WRITTEN INSTRUCTION 1: Reproduce the stretch of the alchemy post from "I started to" through "I handle this?", swapping "gems" for "glyphs".
WRITTEN INSTRUCTION 2: According to the alchemy post, why should success be measured by profits earned rather than by gold in pocket?

Snowmane goes on to give me the prices for herbs and consumables made from those herbs, and if I do the math, it appears that nothing is profitable. Here's the thing, Snow: It appears that you're only looking at a few of the ways an alchemist can make money. Potions and flasks may sell quickly, but you're right that they have an extremely low margin. If you want to make money that way, you need to get better at buying low and get better at selling high. The average price of materials is going to include times when someone dumps an entire week's worth of farming on the AH for a low price, and that low point is the only time you should be accumulating mats.
On the sell side, check out my post on market timing. Every market has demand cycles, and the consumables market has especially noticeable ones. Raid nights are your target nights, and you should try overcutting those nights to profit if your cheaper competitors run out of stock.
That said, selling consumables is only a small part of the money an alchemist can make. If you can transmute titanium profitably, you can make tons of money mostly AFK. Also, if you have a transmute specialization for the 20 percent yield bonus, you should seriously consider transmuting an epic gem a day, even if you have to sell it raw.
Both of these options (consumable commodities and transmutes) have one thing in common: persistence. You can't just splash into the market and expect an immediately noticeable profit; you have to do your tasks every day and make sure that your stock is always listed for sale. The other thing that I'd suggest is measure your success by profits earned, rather than gold in pocket. Gold evaporates out of your pockets, and even if you're making a decent living with alchemy, it may seem like you're pushing a boulder up a hill if you never seem to break 2,000g because you're constantly spending your earnings on leveling another profession.
I started to sell gems profitably on the AH, but soon this person came and started to undercut constantly by 1 copper. At first, I thought this was just normal, but now I see him online 24/7 all day, every day, and as soon as I put something out, he undercuts it straight away. I don't have the will to fight with this guy, as he is always online and undercutting. What should I do? I tried to talk to him but he doesn't respond. I used to sell lots of gems each day, but now I'm lucky if I get to sell 1. One day I even tried to undercut him all the time but in the end he put them out for like 30g when they are worth 100g. So how should I handle this?

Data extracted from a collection
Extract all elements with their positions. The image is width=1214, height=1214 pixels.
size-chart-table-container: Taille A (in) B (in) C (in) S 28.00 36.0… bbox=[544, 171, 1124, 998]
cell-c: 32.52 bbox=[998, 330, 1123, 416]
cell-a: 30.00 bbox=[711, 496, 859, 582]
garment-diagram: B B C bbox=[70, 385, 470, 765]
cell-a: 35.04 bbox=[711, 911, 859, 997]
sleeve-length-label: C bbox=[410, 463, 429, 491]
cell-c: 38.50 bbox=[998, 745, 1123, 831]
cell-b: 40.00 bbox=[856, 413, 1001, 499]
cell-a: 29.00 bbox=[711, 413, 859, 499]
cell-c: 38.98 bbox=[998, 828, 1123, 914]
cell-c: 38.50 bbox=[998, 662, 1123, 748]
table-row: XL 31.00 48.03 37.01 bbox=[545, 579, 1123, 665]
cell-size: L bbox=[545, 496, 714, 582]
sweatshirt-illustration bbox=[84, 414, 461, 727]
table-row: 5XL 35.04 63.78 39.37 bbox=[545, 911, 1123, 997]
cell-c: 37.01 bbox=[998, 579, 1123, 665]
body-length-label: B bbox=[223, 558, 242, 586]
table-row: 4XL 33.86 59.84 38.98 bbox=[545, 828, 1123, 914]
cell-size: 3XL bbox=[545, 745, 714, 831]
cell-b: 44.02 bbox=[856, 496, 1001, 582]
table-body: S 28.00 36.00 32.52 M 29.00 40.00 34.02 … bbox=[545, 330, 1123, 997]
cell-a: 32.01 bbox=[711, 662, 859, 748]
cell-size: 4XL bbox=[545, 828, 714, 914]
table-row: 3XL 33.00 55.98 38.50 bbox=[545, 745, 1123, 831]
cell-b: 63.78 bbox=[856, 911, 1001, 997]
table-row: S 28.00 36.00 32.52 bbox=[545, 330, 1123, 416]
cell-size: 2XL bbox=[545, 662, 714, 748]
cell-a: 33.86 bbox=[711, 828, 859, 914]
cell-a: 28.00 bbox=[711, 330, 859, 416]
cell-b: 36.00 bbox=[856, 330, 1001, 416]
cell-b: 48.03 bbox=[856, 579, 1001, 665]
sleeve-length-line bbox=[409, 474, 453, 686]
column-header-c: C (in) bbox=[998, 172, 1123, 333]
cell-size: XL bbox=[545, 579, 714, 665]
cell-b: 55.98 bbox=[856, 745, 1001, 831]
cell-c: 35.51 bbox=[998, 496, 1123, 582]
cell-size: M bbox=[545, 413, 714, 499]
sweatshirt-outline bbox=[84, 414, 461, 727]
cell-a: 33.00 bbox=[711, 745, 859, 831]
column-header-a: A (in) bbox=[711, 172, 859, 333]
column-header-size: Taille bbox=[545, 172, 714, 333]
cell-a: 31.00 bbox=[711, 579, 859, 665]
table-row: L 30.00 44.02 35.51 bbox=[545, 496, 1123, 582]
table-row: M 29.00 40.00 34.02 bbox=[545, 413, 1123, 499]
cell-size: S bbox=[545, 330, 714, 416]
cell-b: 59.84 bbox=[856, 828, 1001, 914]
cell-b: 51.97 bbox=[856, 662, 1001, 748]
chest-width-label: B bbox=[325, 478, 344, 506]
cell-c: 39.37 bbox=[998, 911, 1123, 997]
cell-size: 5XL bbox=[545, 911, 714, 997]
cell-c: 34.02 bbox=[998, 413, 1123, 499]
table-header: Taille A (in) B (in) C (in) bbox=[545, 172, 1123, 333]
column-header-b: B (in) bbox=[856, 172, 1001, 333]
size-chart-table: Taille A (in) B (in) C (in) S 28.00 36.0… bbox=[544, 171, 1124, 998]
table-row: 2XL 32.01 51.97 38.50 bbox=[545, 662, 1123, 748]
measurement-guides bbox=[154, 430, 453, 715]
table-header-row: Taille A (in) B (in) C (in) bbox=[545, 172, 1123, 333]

WRITTEN RESPONSE 1:
I started to sell glyphs profitably on the AH, but soon this person came and started to undercut constantly by 1 copper. At first, I thought this was just normal, but now I see him online 24/7 all day, every day, and as soon as I put something out, he undercuts it straight away. I don't have the will to fight with this guy, as he is always online and undercutting. What should I do? I tried to talk to him but he doesn't respond. I used to sell lots of glyphs each day, but now I'm lucky if I get to sell 1. One day I even tried to undercut him all the time but in the end he put them out for like 30g when they are worth 100g. So how should I handle this?

WRITTEN RESPONSE 2: Gold drains out of your pockets, so even with a decent alchemy income it can feel like pushing a boulder up a hill. That happens if you never break 2,000g because you keep spending your earnings on leveling another profession.